→ DOCUMENT EXTRACT
- Opening Delimiter -

Transmission electron microscopy. TEM view of a silicon nanowire which grew in the AAO template. (a) Low-resolution view of the nanowire. (b) High-resolution picture near the apex of the nanowire. Upper inset is an FFT of the image showing the periodicity along the growth axis corresponding to the (111) planes of silicon. Lower inset presents a high-resolution view clearly displaying the (111) planes.

Two types of nanowires therefore grew in the AAO template, one in epitaxy with the (100) substrate and another one with no crystalline relation with it, each type being clearly detected with a separate technique. Using SEM pictures such as the one of Figure 2e, it is not possible to visually differentiate between the two types of wires since they are all well individualized and fully guided in the nanopores. The most likely cause for the nonepitaxial nanowire growth is a partial deoxidation of the silicon substrate during the vapor HF step before catalyst electrodeposition. If the silicon surface at the bottom of a pore is only partially deoxidized, the remaining native oxide would disturb the initial growth steps by screening the substrate and therefore preventing a good epitaxy. This effect is known and described in the case of copper electrodeposition in nanoporous alumina [27]. In the opposite case of a thorough deoxidation of the nanopore, the resulting nanowires would grow in epitaxy with the silicon substrate.

- Closing Delimiter -

→ INFORMATION SUPPLIED
- Opening Delimiter -

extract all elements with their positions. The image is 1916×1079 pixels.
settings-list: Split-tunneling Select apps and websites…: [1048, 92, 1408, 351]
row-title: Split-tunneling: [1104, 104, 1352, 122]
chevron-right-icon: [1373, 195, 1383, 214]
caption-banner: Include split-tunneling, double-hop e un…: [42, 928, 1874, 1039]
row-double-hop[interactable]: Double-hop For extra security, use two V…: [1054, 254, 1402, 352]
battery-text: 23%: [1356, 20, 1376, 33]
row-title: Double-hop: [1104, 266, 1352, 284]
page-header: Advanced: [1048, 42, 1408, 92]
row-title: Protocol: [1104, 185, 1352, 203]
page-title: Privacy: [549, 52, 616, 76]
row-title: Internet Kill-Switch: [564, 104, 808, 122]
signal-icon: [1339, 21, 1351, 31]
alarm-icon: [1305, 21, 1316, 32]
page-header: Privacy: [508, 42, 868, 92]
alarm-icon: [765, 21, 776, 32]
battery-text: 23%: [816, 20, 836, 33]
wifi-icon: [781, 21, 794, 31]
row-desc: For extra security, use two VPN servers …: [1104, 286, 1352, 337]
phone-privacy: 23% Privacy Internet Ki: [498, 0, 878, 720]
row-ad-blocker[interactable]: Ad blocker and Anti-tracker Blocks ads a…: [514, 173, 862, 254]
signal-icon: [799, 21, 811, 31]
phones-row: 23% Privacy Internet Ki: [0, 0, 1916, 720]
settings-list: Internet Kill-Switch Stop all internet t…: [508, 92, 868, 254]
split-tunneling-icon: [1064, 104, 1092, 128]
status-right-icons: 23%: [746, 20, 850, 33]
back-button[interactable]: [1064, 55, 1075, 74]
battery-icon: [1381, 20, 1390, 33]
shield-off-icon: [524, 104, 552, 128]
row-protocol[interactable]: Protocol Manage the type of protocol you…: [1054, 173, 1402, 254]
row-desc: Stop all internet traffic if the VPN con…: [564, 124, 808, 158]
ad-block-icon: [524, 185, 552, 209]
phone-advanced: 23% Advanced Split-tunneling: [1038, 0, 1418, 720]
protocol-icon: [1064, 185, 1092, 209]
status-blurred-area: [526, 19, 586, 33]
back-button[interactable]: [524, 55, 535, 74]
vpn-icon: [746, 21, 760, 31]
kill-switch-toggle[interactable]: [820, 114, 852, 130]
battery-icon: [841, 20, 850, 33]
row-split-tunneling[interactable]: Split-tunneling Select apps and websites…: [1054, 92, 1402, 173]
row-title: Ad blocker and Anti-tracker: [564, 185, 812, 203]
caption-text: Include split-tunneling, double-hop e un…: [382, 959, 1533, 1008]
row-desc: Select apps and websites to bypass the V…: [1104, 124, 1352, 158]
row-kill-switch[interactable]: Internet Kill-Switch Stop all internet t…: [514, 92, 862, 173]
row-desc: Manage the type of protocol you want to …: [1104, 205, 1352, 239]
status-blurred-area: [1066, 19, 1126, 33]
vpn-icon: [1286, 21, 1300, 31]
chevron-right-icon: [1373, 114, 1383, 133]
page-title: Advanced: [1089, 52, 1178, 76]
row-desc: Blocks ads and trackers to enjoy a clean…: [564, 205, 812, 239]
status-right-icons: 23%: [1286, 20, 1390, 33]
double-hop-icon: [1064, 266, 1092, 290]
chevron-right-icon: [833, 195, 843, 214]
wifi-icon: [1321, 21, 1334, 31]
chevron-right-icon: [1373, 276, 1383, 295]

- Closing Delimiter -

→ YOUR TASKS
**A)** According to the nanowire text, what is the most likely cause of the nonepitaxial nanowire growth?
**B)** Pick up the nanowire text after its final sentence and carry it on.
The material is unrelated to the nanowire text.

→ OUTPUTS IN ORDER
**A)** A partial deoxidation of the silicon substrate during the vapor HF step before catalyst electrodeposition.

**B)**
The reflectivity of the ultradense silicon nanowire arrays was also characterized to verify the effectiveness of light trapping in the structure as predicted by simulations [28, 29]. Reflectivity measurement on a 5-μm-long silicon nanowire array is presented in Figure 5 and shows a strong difference compared to bulk silicon. Reflectivity is indeed reduced from 45 to around 5%, revealing a strong absorption of light by the nanostructured surface of the sample. It is interesting to notice that even if the nanowires are not as perfectly ordered as in simulations or with lithographically patterned top-down arrays, light absorption is still greatly improved close to 1. This enhanced optical property combined with the very high density of nanowires on the samples is very promising towards the future use of this kind of nanowire arrays as detectors or photovoltaic devices.

Figure 5
figure 5

Reflectivity. Measured reflection coefficient for bulk silicon (blue) and a 5-μm-long silicon nanowire array (red).

Conclusions

Silicon nanowire arrays were produced presenting top-down features but using a bottom-up CVD process. A very high density was reached with a planarized overall surface and long-range periodicity leading to interesting optical behavior such as an increased light absorption. Silicon nanowires are monocrystalline and grew on a nonpreferential (100) silicon substrate, opening the way to the use of this technique on noncrystalline universal substrates such as glass or metals.